**Given exercise:** Locate the line containing "Serialize everything readable" in the data below. Reproduce it and every following line up to the end, exactly as given.
— start —
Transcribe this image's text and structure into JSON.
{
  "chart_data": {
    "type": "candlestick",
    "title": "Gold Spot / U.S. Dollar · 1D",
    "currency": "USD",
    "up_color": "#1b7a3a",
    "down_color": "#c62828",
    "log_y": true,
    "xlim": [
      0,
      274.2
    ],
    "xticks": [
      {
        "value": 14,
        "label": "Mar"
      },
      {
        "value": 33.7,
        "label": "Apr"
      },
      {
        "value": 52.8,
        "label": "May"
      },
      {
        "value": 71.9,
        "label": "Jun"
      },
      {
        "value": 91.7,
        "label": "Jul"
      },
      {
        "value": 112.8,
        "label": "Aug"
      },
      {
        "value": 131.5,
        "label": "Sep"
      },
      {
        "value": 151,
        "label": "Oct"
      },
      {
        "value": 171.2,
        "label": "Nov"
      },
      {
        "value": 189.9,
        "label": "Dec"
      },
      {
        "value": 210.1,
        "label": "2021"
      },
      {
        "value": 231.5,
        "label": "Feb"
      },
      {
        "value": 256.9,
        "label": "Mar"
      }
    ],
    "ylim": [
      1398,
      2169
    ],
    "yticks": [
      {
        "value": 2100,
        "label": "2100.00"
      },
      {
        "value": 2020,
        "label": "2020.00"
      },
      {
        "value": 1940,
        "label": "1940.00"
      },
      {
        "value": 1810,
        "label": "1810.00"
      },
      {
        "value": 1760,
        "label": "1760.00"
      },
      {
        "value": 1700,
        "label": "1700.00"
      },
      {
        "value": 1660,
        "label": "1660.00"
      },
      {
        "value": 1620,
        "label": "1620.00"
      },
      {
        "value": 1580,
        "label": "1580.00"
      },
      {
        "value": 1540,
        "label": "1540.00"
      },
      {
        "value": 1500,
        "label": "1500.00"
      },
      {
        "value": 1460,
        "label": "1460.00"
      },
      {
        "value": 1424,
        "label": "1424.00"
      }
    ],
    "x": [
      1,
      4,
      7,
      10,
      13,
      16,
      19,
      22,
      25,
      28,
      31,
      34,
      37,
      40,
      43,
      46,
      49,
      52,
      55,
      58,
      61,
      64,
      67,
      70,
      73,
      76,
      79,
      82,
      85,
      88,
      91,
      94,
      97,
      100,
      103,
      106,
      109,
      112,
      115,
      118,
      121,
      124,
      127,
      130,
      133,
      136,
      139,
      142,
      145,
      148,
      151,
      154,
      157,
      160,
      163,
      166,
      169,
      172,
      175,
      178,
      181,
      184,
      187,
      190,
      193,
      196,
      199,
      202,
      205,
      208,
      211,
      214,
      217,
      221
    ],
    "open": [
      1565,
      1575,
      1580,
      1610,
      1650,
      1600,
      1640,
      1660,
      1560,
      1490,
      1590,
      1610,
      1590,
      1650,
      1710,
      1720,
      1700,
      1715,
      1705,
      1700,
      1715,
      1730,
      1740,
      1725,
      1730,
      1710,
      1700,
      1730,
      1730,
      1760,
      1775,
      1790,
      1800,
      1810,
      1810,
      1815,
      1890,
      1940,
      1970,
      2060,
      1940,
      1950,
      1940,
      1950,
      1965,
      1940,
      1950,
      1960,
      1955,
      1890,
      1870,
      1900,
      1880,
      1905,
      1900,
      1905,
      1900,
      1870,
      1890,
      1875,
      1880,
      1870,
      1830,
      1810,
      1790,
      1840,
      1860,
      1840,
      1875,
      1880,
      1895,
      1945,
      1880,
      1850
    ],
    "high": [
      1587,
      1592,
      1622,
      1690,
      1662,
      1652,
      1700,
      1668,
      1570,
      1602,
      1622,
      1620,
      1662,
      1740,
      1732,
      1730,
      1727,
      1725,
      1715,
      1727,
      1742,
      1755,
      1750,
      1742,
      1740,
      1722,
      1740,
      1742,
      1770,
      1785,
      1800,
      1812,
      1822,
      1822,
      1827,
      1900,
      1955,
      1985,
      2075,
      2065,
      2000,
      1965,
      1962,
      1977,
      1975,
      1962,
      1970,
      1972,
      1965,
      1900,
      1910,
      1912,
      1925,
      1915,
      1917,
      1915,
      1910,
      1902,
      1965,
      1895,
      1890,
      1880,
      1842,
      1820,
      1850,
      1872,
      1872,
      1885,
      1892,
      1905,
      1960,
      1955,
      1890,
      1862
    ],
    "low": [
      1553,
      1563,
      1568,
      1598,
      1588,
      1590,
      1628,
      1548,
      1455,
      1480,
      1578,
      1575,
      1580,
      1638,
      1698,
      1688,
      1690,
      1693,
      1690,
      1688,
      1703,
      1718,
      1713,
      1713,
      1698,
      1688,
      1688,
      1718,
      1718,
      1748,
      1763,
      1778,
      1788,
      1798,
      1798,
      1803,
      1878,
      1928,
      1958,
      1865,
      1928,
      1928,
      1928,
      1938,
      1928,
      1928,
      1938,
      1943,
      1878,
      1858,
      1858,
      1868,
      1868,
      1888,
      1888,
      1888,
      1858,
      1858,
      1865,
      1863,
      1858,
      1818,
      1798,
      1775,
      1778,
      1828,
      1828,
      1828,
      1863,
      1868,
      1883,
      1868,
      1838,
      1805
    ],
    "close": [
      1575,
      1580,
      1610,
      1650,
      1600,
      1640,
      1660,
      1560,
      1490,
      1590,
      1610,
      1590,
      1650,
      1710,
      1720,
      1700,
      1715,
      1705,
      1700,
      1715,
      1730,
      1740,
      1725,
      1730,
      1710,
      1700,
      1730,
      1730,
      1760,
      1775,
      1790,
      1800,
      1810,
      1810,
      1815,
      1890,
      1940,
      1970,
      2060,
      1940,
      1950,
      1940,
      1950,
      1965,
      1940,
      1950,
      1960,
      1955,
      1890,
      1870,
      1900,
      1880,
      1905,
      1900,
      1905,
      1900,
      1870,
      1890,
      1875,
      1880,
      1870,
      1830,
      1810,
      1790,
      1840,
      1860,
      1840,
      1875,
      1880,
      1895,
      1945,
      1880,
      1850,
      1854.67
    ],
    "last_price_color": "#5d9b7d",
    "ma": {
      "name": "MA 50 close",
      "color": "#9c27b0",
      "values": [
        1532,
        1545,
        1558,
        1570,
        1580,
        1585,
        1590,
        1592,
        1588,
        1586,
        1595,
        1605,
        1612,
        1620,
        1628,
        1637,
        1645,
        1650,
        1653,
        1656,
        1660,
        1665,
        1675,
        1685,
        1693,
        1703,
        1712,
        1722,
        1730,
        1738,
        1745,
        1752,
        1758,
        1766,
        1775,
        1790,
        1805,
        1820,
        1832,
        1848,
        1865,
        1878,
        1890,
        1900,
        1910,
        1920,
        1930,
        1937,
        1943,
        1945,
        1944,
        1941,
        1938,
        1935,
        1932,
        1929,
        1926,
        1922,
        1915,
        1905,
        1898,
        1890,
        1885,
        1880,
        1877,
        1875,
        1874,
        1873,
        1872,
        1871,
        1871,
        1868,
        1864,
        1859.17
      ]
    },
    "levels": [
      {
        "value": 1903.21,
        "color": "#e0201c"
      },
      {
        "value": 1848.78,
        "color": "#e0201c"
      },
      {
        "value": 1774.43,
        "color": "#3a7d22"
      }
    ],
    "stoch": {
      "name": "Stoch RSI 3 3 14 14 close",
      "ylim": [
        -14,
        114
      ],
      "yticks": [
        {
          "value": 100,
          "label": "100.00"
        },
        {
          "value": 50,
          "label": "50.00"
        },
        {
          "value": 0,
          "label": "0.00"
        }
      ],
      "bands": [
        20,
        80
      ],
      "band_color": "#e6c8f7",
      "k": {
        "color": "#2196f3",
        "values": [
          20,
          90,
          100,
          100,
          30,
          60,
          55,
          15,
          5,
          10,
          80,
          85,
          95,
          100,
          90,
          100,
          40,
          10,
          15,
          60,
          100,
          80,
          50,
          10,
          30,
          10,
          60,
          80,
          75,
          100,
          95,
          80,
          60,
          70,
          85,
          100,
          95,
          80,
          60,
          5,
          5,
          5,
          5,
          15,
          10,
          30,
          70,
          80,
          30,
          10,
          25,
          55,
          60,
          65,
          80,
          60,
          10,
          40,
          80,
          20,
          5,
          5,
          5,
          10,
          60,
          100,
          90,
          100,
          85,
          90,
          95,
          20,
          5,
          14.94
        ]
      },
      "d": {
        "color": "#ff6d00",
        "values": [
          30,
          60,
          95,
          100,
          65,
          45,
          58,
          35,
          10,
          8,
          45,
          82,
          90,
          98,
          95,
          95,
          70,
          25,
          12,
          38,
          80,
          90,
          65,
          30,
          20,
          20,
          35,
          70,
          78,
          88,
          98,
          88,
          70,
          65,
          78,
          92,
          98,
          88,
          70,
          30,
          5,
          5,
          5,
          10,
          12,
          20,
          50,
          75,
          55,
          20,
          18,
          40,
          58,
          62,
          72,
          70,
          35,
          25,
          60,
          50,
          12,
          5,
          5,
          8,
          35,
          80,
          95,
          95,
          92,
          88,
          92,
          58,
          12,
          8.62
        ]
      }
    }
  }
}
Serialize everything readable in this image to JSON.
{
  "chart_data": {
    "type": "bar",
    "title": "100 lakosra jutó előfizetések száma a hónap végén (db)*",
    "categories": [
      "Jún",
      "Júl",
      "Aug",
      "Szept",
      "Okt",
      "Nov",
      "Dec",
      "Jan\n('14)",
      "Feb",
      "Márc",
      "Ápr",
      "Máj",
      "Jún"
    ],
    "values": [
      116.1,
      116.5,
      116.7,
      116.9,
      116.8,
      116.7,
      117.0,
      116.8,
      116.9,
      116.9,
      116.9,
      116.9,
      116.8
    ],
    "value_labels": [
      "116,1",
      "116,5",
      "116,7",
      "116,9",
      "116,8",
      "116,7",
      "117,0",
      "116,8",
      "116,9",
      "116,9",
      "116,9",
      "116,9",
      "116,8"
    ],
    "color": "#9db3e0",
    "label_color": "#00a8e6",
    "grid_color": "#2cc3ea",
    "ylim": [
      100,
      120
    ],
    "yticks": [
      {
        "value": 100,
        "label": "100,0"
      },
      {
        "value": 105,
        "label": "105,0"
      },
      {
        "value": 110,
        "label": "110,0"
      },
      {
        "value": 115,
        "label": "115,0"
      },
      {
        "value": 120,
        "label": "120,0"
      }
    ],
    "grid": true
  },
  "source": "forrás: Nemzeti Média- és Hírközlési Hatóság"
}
— end —
**Answer below:**
Serialize everything readable in this image to JSON.
{
  "chart_data": {
    "type": "bar",
    "title": "100 lakosra jutó előfizetések száma a hónap végén (db)*",
    "categories": [
      "Jún",
      "Júl",
      "Aug",
      "Szept",
      "Okt",
      "Nov",
      "Dec",
      "Jan\n('14)",
      "Feb",
      "Márc",
      "Ápr",
      "Máj",
      "Jún"
    ],
    "values": [
      116.1,
      116.5,
      116.7,
      116.9,
      116.8,
      116.7,
      117.0,
      116.8,
      116.9,
      116.9,
      116.9,
      116.9,
      116.8
    ],
    "value_labels": [
      "116,1",
      "116,5",
      "116,7",
      "116,9",
      "116,8",
      "116,7",
      "117,0",
      "116,8",
      "116,9",
      "116,9",
      "116,9",
      "116,9",
      "116,8"
    ],
    "color": "#9db3e0",
    "label_color": "#00a8e6",
    "grid_color": "#2cc3ea",
    "ylim": [
      100,
      120
    ],
    "yticks": [
      {
        "value": 100,
        "label": "100,0"
      },
      {
        "value": 105,
        "label": "105,0"
      },
      {
        "value": 110,
        "label": "110,0"
      },
      {
        "value": 115,
        "label": "115,0"
      },
      {
        "value": 120,
        "label": "120,0"
      }
    ],
    "grid": true
  },
  "source": "forrás: Nemzeti Média- és Hírközlési Hatóság"
}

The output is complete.